[Dataset items]
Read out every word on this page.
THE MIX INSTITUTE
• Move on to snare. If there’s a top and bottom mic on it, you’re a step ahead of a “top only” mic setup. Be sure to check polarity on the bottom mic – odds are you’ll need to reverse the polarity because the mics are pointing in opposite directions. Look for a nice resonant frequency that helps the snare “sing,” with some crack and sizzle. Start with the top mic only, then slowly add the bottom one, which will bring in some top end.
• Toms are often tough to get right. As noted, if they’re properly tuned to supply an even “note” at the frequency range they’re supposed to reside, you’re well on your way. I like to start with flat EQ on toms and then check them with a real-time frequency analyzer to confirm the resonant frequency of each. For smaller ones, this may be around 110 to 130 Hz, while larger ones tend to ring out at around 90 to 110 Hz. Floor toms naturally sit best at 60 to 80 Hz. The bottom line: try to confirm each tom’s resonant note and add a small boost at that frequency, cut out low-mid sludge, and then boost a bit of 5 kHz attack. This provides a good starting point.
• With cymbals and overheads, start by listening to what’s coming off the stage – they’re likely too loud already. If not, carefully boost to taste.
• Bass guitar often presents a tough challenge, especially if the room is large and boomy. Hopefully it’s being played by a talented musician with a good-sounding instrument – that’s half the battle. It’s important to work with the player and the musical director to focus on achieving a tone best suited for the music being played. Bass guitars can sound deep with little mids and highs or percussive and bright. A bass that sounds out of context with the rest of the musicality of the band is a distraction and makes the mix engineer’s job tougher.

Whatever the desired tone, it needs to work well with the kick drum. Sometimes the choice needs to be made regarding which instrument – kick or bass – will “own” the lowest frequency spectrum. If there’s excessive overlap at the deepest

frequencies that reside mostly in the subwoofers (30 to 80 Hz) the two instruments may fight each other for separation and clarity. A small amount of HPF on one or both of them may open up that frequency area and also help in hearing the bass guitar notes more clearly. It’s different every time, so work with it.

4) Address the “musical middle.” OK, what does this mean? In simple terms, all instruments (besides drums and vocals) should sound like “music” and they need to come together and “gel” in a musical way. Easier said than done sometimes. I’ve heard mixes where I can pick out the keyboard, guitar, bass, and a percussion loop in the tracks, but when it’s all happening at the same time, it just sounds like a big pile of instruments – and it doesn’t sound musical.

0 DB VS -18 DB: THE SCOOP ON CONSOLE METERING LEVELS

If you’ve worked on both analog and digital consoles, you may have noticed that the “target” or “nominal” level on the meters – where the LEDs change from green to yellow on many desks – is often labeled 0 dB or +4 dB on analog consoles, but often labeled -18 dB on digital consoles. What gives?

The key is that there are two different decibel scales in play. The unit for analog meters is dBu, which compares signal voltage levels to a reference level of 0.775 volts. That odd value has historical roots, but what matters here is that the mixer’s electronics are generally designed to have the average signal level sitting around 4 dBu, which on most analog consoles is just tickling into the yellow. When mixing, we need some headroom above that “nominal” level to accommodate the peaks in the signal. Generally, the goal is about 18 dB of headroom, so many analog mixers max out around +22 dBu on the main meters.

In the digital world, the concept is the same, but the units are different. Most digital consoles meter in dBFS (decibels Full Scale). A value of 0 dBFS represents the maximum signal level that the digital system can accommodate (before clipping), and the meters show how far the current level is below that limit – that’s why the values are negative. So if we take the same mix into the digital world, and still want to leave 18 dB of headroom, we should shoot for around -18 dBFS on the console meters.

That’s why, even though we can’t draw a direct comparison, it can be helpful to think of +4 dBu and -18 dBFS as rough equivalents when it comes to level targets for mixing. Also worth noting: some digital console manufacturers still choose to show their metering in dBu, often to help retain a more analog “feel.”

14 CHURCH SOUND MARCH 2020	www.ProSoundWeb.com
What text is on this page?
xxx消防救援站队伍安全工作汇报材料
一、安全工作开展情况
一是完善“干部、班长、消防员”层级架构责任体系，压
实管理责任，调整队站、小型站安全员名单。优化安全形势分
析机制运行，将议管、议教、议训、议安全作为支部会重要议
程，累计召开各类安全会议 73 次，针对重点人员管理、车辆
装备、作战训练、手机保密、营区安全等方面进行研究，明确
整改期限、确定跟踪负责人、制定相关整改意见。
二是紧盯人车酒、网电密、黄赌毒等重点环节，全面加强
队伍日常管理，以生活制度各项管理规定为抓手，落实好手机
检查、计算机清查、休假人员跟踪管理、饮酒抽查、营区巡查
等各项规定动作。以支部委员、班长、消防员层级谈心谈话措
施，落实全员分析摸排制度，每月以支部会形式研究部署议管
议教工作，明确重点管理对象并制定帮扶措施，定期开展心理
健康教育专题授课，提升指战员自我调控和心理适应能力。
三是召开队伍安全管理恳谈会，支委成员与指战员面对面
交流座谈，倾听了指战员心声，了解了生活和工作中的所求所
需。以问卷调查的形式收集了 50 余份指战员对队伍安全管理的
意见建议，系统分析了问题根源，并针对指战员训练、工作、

Task brief –
Copy the records above exactly.

Output of the task –
Read out every word on this page.
THE MIX INSTITUTE
• Move on to snare. If there’s a top and bottom mic on it, you’re a step ahead of a “top only” mic setup. Be sure to check polarity on the bottom mic – odds are you’ll need to reverse the polarity because the mics are pointing in opposite directions. Look for a nice resonant frequency that helps the snare “sing,” with some crack and sizzle. Start with the top mic only, then slowly add the bottom one, which will bring in some top end.
• Toms are often tough to get right. As noted, if they’re properly tuned to supply an even “note” at the frequency range they’re supposed to reside, you’re well on your way. I like to start with flat EQ on toms and then check them with a real-time frequency analyzer to confirm the resonant frequency of each. For smaller ones, this may be around 110 to 130 Hz, while larger ones tend to ring out at around 90 to 110 Hz. Floor toms naturally sit best at 60 to 80 Hz. The bottom line: try to confirm each tom’s resonant note and add a small boost at that frequency, cut out low-mid sludge, and then boost a bit of 5 kHz attack. This provides a good starting point.
• With cymbals and overheads, start by listening to what’s coming off the stage – they’re likely too loud already. If not, carefully boost to taste.
• Bass guitar often presents a tough challenge, especially if the room is large and boomy. Hopefully it’s being played by a talented musician with a good-sounding instrument – that’s half the battle. It’s important to work with the player and the musical director to focus on achieving a tone best suited for the music being played. Bass guitars can sound deep with little mids and highs or percussive and bright. A bass that sounds out of context with the rest of the musicality of the band is a distraction and makes the mix engineer’s job tougher.

Whatever the desired tone, it needs to work well with the kick drum. Sometimes the choice needs to be made regarding which instrument – kick or bass – will “own” the lowest frequency spectrum. If there’s excessive overlap at the deepest

frequencies that reside mostly in the subwoofers (30 to 80 Hz) the two instruments may fight each other for separation and clarity. A small amount of HPF on one or both of them may open up that frequency area and also help in hearing the bass guitar notes more clearly. It’s different every time, so work with it.

4) Address the “musical middle.” OK, what does this mean? In simple terms, all instruments (besides drums and vocals) should sound like “music” and they need to come together and “gel” in a musical way. Easier said than done sometimes. I’ve heard mixes where I can pick out the keyboard, guitar, bass, and a percussion loop in the tracks, but when it’s all happening at the same time, it just sounds like a big pile of instruments – and it doesn’t sound musical.

0 DB VS -18 DB: THE SCOOP ON CONSOLE METERING LEVELS

If you’ve worked on both analog and digital consoles, you may have noticed that the “target” or “nominal” level on the meters – where the LEDs change from green to yellow on many desks – is often labeled 0 dB or +4 dB on analog consoles, but often labeled -18 dB on digital consoles. What gives?

The key is that there are two different decibel scales in play. The unit for analog meters is dBu, which compares signal voltage levels to a reference level of 0.775 volts. That odd value has historical roots, but what matters here is that the mixer’s electronics are generally designed to have the average signal level sitting around 4 dBu, which on most analog consoles is just tickling into the yellow. When mixing, we need some headroom above that “nominal” level to accommodate the peaks in the signal. Generally, the goal is about 18 dB of headroom, so many analog mixers max out around +22 dBu on the main meters.

In the digital world, the concept is the same, but the units are different. Most digital consoles meter in dBFS (decibels Full Scale). A value of 0 dBFS represents the maximum signal level that the digital system can accommodate (before clipping), and the meters show how far the current level is below that limit – that’s why the values are negative. So if we take the same mix into the digital world, and still want to leave 18 dB of headroom, we should shoot for around -18 dBFS on the console meters.

That’s why, even though we can’t draw a direct comparison, it can be helpful to think of +4 dBu and -18 dBFS as rough equivalents when it comes to level targets for mixing. Also worth noting: some digital console manufacturers still choose to show their metering in dBu, often to help retain a more analog “feel.”

14 CHURCH SOUND MARCH 2020	www.ProSoundWeb.com
What text is on this page?
xxx消防救援站队伍安全工作汇报材料
一、安全工作开展情况
一是完善“干部、班长、消防员”层级架构责任体系，压
实管理责任，调整队站、小型站安全员名单。优化安全形势分
析机制运行，将议管、议教、议训、议安全作为支部会重要议
程，累计召开各类安全会议 73 次，针对重点人员管理、车辆
装备、作战训练、手机保密、营区安全等方面进行研究，明确
整改期限、确定跟踪负责人、制定相关整改意见。
二是紧盯人车酒、网电密、黄赌毒等重点环节，全面加强
队伍日常管理，以生活制度各项管理规定为抓手，落实好手机
检查、计算机清查、休假人员跟踪管理、饮酒抽查、营区巡查
等各项规定动作。以支部委员、班长、消防员层级谈心谈话措
施，落实全员分析摸排制度，每月以支部会形式研究部署议管
议教工作，明确重点管理对象并制定帮扶措施，定期开展心理
健康教育专题授课，提升指战员自我调控和心理适应能力。
三是召开队伍安全管理恳谈会，支委成员与指战员面对面
交流座谈，倾听了指战员心声，了解了生活和工作中的所求所
需。以问卷调查的形式收集了 50 余份指战员对队伍安全管理的
意见建议，系统分析了问题根源，并针对指战员训练、工作、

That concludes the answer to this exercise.